#### AIM OF THE EXERCISE
Pull out every line of the data below that contains the string "precision", matching case exactly.

#### STORED RECORDS

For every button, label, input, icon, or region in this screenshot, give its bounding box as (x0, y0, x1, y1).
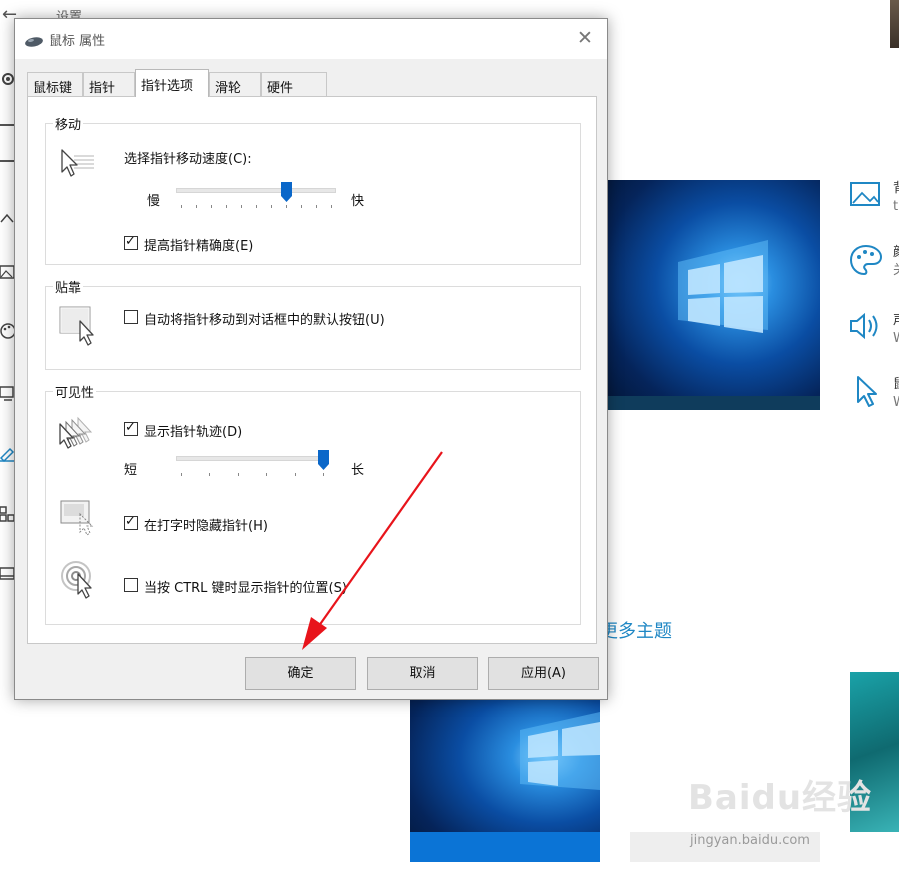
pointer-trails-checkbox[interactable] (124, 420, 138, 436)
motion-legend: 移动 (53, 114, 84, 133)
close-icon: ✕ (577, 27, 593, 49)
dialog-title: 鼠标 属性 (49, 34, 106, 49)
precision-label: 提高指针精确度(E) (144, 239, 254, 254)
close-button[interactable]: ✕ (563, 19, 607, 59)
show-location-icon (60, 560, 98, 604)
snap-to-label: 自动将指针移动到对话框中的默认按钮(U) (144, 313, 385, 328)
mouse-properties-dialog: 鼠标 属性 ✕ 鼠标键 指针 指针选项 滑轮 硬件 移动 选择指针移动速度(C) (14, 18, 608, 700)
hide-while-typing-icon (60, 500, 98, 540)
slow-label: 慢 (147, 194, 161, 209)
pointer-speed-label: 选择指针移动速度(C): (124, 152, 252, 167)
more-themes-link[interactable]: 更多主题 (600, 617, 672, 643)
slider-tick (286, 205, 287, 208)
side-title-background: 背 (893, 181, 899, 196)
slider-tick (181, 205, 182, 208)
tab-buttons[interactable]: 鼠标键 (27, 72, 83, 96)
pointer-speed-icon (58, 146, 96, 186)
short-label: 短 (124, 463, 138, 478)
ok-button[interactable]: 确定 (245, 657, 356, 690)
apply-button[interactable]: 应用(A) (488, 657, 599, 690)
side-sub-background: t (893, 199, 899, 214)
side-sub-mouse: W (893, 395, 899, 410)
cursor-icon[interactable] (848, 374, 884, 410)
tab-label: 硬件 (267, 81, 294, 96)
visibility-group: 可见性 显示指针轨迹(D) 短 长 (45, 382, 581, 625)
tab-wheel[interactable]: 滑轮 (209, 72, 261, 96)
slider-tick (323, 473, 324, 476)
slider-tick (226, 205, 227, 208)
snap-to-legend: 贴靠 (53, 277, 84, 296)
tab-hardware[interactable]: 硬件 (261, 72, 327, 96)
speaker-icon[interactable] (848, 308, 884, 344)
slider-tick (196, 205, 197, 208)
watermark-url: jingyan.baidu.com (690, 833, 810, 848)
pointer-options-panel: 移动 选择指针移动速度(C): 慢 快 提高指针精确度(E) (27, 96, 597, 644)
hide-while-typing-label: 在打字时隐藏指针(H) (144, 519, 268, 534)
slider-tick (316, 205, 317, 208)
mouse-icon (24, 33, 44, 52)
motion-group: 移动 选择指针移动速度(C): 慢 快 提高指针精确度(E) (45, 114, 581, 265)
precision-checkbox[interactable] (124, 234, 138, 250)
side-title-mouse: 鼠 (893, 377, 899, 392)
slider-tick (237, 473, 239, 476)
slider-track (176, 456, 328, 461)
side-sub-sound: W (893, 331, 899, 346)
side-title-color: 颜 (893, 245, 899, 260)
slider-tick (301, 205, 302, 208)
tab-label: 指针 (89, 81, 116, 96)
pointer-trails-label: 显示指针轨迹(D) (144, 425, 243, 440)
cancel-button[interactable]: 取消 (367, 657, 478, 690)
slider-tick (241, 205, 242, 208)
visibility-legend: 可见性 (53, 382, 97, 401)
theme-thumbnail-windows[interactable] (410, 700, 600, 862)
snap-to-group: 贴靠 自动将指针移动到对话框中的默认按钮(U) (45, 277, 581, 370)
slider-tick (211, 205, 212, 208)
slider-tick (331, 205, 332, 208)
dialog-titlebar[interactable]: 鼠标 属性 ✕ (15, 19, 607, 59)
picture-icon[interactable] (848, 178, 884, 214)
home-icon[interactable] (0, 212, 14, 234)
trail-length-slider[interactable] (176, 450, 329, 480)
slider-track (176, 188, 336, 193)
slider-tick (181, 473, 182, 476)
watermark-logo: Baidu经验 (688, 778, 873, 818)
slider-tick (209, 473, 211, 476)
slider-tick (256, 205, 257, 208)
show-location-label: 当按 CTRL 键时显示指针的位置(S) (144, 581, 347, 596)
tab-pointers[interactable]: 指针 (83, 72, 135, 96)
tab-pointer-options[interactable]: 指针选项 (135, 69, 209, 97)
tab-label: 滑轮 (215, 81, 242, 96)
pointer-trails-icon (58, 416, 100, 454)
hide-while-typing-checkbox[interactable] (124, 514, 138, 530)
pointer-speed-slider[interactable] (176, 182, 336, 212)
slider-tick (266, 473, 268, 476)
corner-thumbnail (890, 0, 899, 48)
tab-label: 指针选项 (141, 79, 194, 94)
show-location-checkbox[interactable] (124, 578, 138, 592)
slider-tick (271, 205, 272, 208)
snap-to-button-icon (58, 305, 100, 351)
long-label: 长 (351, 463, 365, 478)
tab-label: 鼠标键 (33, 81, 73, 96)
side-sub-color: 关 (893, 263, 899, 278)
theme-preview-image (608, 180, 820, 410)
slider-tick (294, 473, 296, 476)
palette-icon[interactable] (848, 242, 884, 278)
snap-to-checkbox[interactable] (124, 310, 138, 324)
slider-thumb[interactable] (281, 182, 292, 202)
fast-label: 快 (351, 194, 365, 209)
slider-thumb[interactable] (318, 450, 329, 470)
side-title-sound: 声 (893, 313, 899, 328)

---

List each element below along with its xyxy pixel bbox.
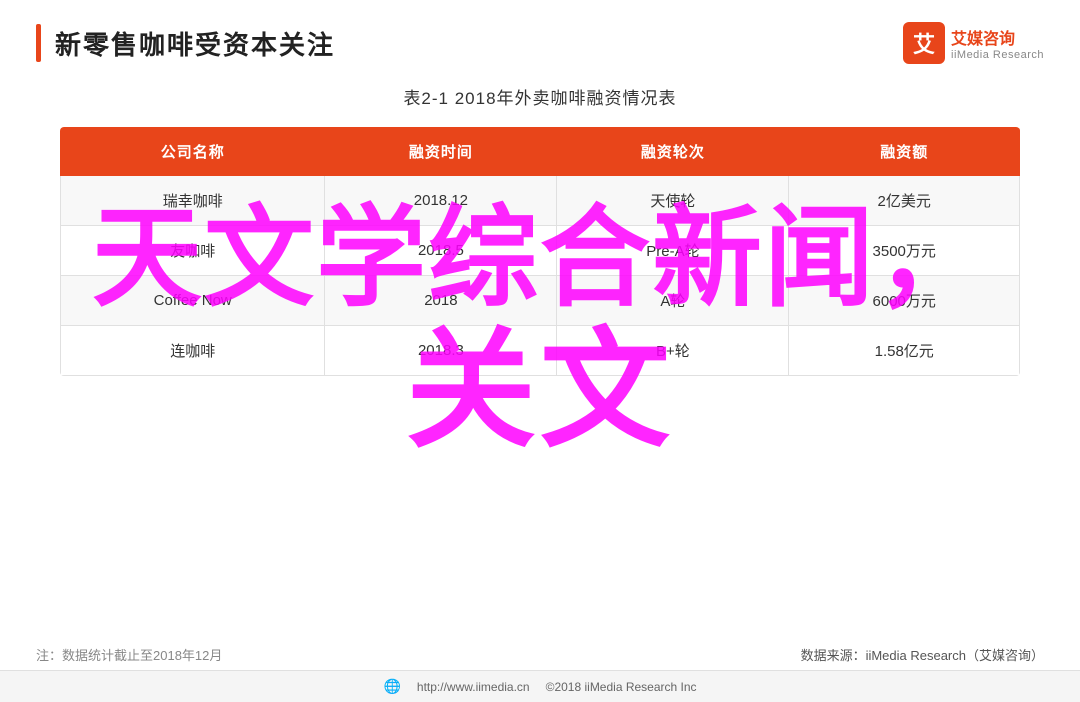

* * *

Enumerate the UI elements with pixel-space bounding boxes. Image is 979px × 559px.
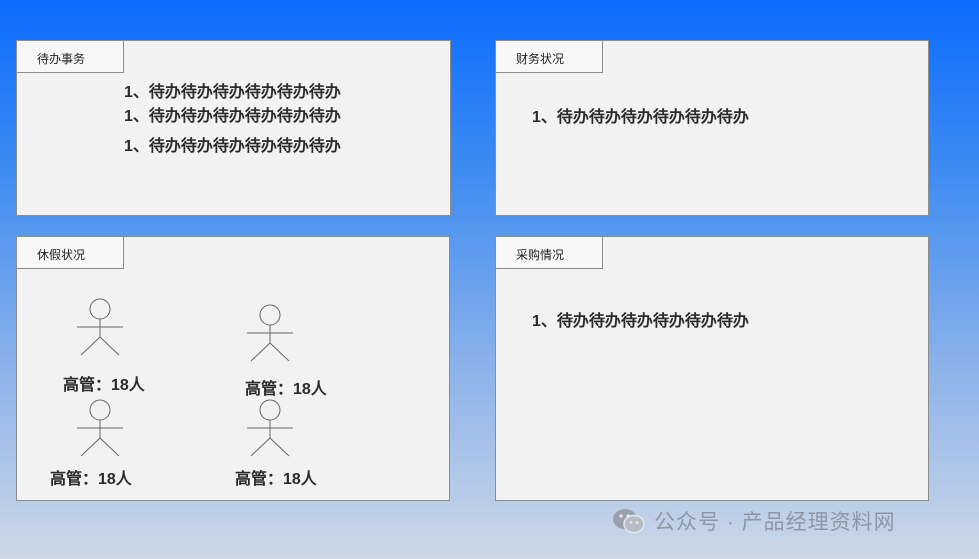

#### TASK SOLUTION
precision-label: 提高指针精确度(E) (144, 239, 254, 254)
precision-checkbox[interactable] (124, 234, 138, 250)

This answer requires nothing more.